— BEGIN Supplied records —
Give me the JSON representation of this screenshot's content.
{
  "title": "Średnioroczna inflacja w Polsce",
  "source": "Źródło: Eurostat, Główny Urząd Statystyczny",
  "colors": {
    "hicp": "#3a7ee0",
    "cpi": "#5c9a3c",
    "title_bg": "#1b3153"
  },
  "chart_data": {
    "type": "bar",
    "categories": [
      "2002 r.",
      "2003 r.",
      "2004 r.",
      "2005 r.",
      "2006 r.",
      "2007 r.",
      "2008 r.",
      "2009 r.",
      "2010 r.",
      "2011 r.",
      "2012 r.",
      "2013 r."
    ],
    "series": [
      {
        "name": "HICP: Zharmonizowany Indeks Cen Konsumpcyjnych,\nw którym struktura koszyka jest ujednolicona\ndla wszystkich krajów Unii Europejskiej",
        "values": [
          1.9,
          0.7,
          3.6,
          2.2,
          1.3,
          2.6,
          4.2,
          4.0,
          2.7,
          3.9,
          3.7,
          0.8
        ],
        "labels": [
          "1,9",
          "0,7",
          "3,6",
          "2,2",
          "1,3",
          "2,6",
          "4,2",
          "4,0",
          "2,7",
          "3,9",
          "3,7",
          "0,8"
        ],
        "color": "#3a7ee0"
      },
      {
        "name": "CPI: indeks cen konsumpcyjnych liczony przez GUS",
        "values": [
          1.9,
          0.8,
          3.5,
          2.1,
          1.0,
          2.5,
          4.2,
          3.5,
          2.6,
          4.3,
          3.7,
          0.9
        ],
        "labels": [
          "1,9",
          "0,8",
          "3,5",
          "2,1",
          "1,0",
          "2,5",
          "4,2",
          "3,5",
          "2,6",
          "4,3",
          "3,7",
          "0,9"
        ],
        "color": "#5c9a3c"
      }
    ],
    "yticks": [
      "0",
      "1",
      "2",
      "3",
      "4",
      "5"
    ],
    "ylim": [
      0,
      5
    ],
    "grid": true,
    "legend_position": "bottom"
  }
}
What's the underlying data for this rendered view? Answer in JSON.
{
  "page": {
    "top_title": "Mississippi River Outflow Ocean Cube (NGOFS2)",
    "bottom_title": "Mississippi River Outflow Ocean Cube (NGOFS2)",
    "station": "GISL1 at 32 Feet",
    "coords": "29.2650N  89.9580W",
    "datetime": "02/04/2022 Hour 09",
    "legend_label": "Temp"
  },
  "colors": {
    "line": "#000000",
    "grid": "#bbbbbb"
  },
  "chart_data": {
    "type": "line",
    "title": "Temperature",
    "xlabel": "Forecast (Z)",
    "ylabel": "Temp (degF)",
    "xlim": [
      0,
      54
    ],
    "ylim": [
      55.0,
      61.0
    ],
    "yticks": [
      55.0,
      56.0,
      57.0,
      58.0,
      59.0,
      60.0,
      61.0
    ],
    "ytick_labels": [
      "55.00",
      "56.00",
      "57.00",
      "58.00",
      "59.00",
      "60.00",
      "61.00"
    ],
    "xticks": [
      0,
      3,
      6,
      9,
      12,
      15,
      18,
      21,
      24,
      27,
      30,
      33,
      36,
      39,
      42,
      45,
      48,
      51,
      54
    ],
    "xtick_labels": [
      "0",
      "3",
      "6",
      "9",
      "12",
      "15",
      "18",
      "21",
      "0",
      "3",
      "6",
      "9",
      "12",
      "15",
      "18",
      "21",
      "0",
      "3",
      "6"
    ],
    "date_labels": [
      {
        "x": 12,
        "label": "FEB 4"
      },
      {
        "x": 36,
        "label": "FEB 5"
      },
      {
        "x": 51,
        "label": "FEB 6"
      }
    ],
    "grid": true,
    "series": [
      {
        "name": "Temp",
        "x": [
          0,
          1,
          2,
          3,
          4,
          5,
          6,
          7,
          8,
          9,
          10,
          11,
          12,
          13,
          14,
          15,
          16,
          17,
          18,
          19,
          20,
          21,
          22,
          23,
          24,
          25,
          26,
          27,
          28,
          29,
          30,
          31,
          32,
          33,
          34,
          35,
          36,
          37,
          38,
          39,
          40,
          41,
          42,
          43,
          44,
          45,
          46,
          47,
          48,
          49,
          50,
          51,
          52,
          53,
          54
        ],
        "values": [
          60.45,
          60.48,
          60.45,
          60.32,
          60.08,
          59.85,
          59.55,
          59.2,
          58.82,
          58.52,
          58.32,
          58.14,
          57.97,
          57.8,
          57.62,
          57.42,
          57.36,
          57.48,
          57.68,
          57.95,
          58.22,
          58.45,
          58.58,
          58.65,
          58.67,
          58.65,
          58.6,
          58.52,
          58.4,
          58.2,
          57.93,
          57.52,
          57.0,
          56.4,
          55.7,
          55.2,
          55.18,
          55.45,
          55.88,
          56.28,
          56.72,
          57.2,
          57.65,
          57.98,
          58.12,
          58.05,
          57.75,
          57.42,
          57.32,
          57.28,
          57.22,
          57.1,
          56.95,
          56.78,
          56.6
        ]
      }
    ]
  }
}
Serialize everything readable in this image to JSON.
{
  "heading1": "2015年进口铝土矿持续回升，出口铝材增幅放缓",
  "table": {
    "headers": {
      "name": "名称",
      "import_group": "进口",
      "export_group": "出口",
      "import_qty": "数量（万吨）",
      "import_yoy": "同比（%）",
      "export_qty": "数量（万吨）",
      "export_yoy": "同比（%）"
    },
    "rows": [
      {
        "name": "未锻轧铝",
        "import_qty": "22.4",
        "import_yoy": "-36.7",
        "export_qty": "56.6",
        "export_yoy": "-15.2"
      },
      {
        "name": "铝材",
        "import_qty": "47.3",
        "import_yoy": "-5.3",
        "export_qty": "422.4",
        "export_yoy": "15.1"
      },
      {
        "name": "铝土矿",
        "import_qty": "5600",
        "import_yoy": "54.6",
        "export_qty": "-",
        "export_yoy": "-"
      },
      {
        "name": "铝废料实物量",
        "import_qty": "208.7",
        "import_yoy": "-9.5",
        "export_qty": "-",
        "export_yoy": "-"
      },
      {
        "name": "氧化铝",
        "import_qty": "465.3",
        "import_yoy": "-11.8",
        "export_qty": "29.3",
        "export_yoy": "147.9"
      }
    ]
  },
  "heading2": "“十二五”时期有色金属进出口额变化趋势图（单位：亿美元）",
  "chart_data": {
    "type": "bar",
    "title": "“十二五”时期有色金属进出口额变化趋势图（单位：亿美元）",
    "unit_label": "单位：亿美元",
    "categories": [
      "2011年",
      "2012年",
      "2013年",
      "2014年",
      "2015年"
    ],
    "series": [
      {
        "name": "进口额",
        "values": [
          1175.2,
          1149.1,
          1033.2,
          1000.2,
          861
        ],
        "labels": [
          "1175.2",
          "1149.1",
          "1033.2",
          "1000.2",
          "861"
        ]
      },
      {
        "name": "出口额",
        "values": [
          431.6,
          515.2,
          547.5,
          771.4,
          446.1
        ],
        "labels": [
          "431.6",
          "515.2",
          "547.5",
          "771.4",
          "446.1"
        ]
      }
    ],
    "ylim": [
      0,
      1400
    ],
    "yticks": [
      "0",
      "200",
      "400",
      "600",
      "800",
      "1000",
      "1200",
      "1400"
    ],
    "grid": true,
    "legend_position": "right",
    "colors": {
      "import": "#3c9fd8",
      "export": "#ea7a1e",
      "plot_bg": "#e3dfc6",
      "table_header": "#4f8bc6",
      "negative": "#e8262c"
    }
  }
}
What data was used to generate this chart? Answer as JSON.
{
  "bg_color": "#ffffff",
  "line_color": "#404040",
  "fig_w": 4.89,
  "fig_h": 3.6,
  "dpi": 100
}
— END Supplied records —
Copy all lines from the material that hold "时期有色金属进出口额变化趋势图".

  "heading2": "“十二五”时期有色金属进出口额变化趋势图（单位：亿美元）",
    "title": "“十二五”时期有色金属进出口额变化趋势图（单位：亿美元）",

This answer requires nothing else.